• TRECHO DO DOCUMENTO
----

Cidadão e gente do bem

Alguém pode me dizer ou explicar o que significa essa expressão, cidadão e gente do bem?!

Por que varias das pessoas, que são defensores da moral e dos bons costumes, atualmente, pregam o armamento e o ódio nas redes sociais e se intitulam cidadão ou gente de bem.

As gentes do bem já me fizeram sofrer muito, na época do desaparecimento da minha melhor amiga, Cláudia Hartleben.

As pessoas que assim se intitulavam, os cidadãos de bem, questionavam se o que dizíamos, família e amigos, era verdade. Suspeitavam de tudo e de todos, mesmo sem conhecer ninguém do círculo da Cláudia.

Também questionaram a reputação da minha amiga, colocavam em dúvida se ela estava desaparecida, falavam coisas tão estapafúrdias e deprimentes que eu agradecia, todos os dias, porque a mãe da Cláudia não participava das redes sociais.

Gente do bem, sempre falavam isso no Facebook, em momentos de pura verborragia de ódio, propagavam suas teorias mirabolantes e não poupavam ninguém, eram uma metralhadora giratória.

Atrapalharam o processo de investigação, aprofundaram a nossa dor e nos fizeram afundar num desatino, tentávamos procurar a Cláudia e ao mesmo tempo defender a ela, a família e os amigos das inventividade dessa gente do bem. O fundo do poço tinha o porão da gente do bem.

Mas, naquela época, também, conheci pessoas que nos acalentaram, ofereceram suas orações e foram um afago na alma. Lembro de uma frase que uma delas usava, dizia que pedia a Deus, que nos carregasse na palma da sua mão, era um conforto em meio ao caos.

Então, agora, quando vejo as pessoas que trazem à baila a corrente do gente do bem, feita por cidadãos de bem para o bem da gente do bem, só penso em correr e procurar pessoas normais.

----

• DADOS EXTRAÍDOS
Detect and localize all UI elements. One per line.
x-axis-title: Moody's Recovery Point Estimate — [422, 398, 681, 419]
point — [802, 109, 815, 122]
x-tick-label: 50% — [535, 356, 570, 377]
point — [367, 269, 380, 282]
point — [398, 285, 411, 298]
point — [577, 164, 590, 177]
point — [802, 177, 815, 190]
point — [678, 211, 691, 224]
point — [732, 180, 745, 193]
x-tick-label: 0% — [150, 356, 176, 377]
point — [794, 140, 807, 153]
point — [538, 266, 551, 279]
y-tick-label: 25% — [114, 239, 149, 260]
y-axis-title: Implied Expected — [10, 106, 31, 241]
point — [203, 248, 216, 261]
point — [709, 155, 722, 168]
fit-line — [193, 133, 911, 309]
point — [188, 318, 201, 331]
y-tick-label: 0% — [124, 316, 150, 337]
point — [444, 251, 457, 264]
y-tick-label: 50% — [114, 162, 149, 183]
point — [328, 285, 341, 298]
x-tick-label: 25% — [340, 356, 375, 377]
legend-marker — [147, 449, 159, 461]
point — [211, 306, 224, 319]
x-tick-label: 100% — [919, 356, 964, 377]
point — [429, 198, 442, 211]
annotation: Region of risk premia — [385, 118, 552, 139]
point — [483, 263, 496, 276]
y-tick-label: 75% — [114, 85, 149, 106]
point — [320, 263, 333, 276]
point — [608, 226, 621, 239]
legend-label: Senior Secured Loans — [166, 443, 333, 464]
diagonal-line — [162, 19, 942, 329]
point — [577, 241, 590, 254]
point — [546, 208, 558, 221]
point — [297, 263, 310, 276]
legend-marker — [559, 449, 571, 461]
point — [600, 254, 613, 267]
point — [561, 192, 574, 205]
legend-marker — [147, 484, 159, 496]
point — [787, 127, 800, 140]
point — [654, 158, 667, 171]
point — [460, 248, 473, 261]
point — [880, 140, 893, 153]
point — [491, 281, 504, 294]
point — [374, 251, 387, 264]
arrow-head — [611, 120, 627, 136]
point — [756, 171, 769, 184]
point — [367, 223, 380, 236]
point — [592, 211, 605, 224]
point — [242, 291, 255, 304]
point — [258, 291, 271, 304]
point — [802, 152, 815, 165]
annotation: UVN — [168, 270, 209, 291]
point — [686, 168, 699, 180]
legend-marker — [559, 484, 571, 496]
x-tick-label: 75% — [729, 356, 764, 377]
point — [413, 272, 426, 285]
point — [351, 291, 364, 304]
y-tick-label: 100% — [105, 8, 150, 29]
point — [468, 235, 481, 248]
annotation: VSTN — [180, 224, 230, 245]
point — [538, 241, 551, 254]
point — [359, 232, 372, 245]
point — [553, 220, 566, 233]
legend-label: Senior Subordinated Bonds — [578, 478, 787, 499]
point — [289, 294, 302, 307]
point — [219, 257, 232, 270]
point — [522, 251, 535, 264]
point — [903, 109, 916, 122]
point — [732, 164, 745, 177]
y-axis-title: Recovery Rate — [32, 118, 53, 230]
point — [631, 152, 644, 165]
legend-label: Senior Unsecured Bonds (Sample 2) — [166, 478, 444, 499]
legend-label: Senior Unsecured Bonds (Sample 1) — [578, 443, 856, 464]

----

• TESTE DE COMPREENSÃO
1. No texto sobre gente do bem, qual é o nome da melhor amiga que desapareceu?
2. Transcreva, do texto sobre gente do bem, a parte que se abre com as palavras "Alguém pode me" e se fecha com "círculo da Cláudia.".

• CONJUNTO DE RESPOSTAS
1. Cláudia Hartleben.

2.
Alguém pode me dizer ou explicar o que significa essa expressão, cidadão e gente do bem?!

Por que varias das pessoas, que são defensores da moral e dos bons costumes, atualmente, pregam o armamento e o ódio nas redes sociais e se intitulam cidadão ou gente de bem.

As gentes do bem já me fizeram sofrer muito, na época do desaparecimento da minha melhor amiga, Cláudia Hartleben.

As pessoas que assim se intitulavam, os cidadãos de bem, questionavam se o que dizíamos, família e amigos, era verdade. Suspeitavam de tudo e de todos, mesmo sem conhecer ninguém do círculo da Cláudia.